- Required work
Please set down all the lines beneath this one exactly, without the pictures.

________________________________________

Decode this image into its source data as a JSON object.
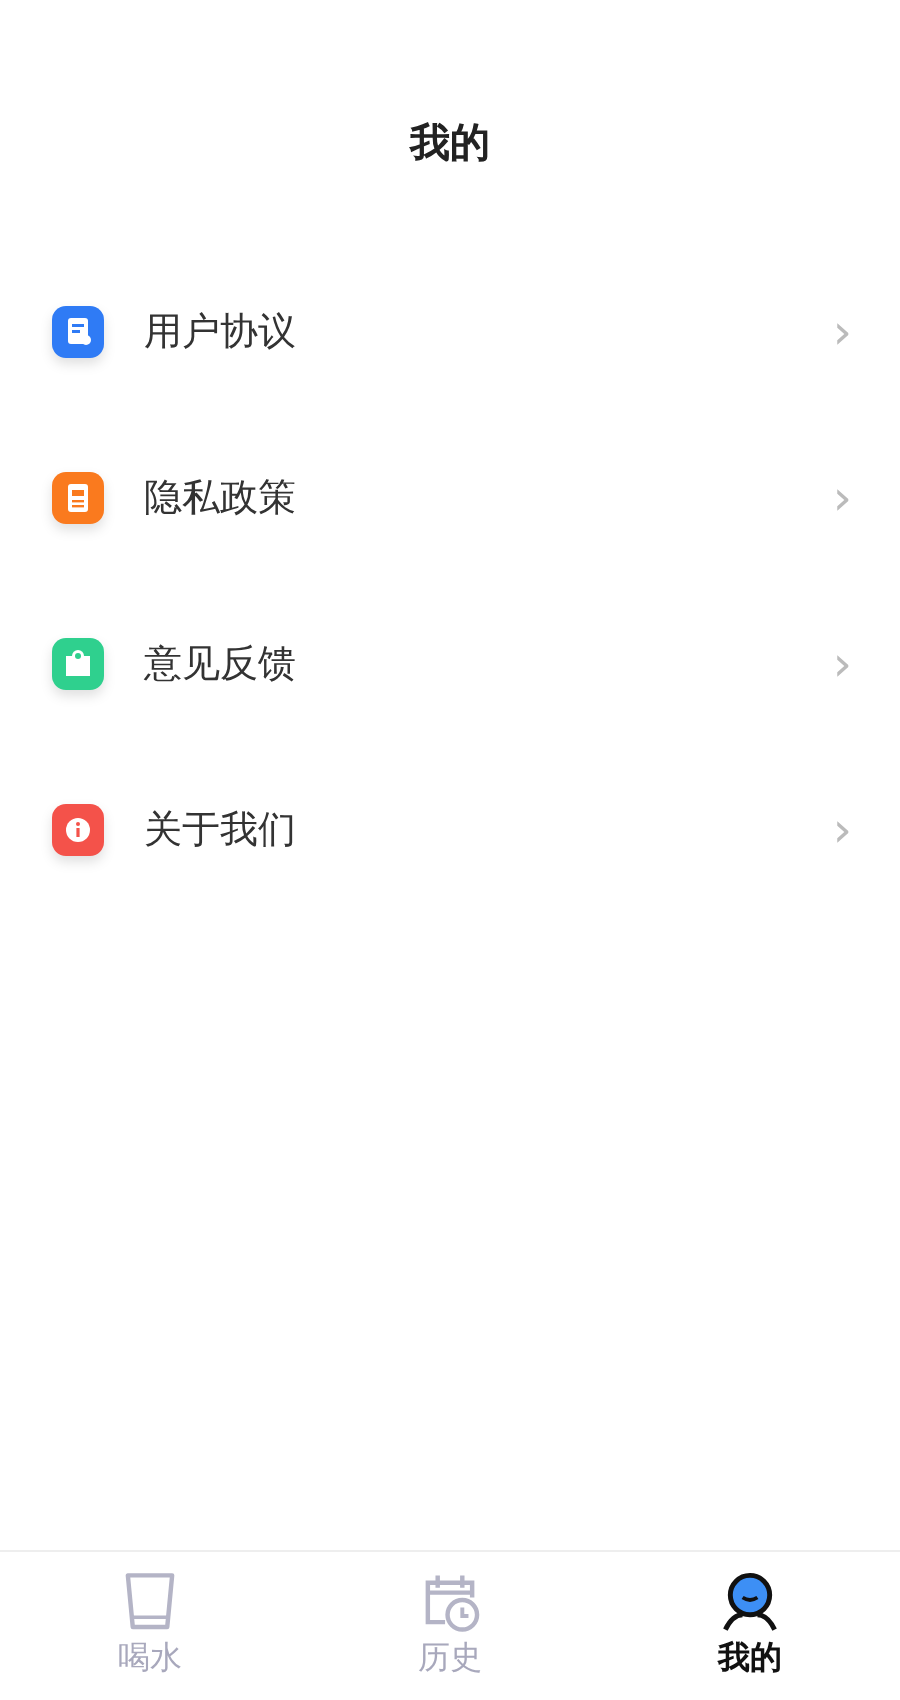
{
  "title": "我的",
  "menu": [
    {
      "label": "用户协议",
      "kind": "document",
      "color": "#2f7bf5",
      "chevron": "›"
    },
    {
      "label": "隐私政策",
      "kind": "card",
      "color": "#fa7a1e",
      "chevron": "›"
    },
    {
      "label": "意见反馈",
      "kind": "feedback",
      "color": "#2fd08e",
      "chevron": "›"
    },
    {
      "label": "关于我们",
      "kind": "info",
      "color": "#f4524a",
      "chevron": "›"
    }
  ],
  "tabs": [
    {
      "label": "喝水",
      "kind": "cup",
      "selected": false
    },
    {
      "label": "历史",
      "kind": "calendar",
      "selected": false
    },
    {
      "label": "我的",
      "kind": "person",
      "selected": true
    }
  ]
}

________________________________________

- Solution to this exercise
Decode this image into its source data as a JSON object.
{
  "title": "我的",
  "menu": [
    {
      "label": "用户协议",
      "kind": "document",
      "color": "#2f7bf5",
      "chevron": "›"
    },
    {
      "label": "隐私政策",
      "kind": "card",
      "color": "#fa7a1e",
      "chevron": "›"
    },
    {
      "label": "意见反馈",
      "kind": "feedback",
      "color": "#2fd08e",
      "chevron": "›"
    },
    {
      "label": "关于我们",
      "kind": "info",
      "color": "#f4524a",
      "chevron": "›"
    }
  ],
  "tabs": [
    {
      "label": "喝水",
      "kind": "cup",
      "selected": false
    },
    {
      "label": "历史",
      "kind": "calendar",
      "selected": false
    },
    {
      "label": "我的",
      "kind": "person",
      "selected": true
    }
  ]
}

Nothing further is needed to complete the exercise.